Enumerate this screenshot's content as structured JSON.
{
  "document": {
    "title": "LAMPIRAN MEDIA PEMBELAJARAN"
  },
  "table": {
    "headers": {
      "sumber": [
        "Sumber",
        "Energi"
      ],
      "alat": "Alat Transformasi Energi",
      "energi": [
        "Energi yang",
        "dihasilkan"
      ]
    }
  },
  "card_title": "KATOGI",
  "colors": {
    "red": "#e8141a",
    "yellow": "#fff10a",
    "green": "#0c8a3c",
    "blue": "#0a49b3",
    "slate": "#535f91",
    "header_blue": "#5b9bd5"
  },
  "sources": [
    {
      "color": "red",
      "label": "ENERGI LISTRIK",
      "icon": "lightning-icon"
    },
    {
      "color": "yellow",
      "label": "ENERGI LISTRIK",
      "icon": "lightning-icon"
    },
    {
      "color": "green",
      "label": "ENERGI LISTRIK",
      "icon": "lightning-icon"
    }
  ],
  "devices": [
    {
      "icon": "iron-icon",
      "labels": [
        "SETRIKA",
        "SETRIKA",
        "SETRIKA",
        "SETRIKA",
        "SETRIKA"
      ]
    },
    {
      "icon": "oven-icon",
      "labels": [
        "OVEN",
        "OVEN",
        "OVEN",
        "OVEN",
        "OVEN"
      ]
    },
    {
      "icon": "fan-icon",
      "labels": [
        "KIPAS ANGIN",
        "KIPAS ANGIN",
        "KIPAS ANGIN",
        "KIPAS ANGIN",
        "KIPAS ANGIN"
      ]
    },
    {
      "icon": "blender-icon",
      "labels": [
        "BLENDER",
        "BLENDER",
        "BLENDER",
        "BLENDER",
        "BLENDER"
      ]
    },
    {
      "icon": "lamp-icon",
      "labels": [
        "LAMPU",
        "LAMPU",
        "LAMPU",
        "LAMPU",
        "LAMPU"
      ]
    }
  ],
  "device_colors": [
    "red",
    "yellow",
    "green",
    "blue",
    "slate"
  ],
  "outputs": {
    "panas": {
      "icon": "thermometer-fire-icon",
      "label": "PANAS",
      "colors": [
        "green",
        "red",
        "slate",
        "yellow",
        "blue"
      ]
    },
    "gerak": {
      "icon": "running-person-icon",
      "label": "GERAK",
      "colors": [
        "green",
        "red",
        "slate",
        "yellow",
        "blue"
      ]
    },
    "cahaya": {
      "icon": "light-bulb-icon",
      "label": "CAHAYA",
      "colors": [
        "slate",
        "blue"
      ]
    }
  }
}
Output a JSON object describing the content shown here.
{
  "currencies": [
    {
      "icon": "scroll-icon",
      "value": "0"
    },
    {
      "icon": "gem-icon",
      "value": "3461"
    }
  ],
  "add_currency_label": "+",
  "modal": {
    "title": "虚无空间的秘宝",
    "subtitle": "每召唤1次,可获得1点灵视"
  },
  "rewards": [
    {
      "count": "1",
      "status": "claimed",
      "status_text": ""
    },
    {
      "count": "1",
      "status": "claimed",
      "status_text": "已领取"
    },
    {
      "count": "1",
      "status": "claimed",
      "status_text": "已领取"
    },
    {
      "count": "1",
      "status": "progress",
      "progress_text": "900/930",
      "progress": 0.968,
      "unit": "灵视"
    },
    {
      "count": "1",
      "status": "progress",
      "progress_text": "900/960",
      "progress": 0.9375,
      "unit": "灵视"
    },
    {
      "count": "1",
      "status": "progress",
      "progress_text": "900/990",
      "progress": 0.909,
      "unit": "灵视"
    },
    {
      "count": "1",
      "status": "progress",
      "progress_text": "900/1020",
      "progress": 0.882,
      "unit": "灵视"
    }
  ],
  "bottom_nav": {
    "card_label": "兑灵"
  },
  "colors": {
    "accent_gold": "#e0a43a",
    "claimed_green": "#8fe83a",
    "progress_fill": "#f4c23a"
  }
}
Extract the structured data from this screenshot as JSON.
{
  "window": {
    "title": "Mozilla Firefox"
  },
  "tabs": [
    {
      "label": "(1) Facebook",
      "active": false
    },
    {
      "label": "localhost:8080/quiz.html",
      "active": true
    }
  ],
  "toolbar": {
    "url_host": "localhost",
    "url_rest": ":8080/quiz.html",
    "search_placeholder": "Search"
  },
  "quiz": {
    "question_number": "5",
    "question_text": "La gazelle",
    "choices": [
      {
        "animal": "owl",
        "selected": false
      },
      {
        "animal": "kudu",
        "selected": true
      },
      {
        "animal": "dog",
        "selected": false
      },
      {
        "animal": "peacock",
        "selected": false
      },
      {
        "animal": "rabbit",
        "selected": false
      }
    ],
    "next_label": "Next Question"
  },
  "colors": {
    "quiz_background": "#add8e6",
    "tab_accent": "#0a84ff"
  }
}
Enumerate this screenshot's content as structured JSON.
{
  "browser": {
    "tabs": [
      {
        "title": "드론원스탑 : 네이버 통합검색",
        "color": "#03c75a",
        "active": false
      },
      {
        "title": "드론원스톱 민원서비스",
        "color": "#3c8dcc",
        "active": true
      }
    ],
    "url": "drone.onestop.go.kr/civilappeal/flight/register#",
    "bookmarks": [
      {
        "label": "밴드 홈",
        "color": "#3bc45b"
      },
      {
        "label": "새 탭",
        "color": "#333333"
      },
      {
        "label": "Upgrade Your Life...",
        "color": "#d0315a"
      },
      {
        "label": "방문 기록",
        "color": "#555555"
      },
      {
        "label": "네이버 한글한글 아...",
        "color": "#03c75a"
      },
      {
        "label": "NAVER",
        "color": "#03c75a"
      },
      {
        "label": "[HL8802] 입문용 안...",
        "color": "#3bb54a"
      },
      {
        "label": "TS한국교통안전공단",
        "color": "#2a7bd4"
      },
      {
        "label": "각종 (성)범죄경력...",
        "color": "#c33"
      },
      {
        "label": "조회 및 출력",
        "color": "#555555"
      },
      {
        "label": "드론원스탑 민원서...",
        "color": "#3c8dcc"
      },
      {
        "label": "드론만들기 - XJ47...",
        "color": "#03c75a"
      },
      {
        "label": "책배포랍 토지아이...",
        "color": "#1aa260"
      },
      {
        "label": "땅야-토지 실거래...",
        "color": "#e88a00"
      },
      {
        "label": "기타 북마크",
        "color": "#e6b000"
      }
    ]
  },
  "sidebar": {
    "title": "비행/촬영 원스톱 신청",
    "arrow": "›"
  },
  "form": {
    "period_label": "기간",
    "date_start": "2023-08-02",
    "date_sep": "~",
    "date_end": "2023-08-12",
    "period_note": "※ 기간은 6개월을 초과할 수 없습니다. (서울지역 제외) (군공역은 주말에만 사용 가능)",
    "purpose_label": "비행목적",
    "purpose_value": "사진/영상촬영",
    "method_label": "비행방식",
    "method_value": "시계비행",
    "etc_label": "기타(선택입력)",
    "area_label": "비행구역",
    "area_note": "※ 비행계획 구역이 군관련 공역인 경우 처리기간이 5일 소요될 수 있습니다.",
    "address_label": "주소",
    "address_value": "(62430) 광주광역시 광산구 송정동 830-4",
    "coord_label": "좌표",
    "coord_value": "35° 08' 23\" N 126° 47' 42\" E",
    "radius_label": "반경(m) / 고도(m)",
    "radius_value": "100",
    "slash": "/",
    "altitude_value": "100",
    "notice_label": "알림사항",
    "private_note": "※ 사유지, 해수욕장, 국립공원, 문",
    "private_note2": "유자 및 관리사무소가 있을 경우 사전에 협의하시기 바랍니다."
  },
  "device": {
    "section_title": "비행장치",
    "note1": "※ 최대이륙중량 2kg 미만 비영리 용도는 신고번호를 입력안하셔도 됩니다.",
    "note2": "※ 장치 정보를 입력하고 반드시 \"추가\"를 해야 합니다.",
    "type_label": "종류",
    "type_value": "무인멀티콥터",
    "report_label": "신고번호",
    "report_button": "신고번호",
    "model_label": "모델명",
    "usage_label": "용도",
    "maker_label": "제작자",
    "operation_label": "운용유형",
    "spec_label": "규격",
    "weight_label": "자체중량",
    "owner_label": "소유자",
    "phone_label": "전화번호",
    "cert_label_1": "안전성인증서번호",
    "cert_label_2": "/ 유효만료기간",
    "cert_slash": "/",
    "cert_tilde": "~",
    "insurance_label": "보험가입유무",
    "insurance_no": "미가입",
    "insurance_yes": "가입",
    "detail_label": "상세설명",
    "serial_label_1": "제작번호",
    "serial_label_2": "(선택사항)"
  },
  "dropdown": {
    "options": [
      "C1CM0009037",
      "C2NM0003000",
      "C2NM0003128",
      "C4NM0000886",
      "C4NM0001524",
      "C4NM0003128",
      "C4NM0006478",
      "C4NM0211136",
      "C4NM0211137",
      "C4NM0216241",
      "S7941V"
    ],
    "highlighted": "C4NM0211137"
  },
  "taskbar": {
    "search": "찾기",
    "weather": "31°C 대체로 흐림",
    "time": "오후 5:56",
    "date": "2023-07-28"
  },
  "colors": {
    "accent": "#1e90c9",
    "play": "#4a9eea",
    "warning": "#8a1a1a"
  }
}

═══

What you should do
Show, from the listing above, each line that contains the word "yellow".

Written response
    "yellow": "#fff10a",
      "color": "yellow",
    "yellow",
        "yellow",
        "yellow",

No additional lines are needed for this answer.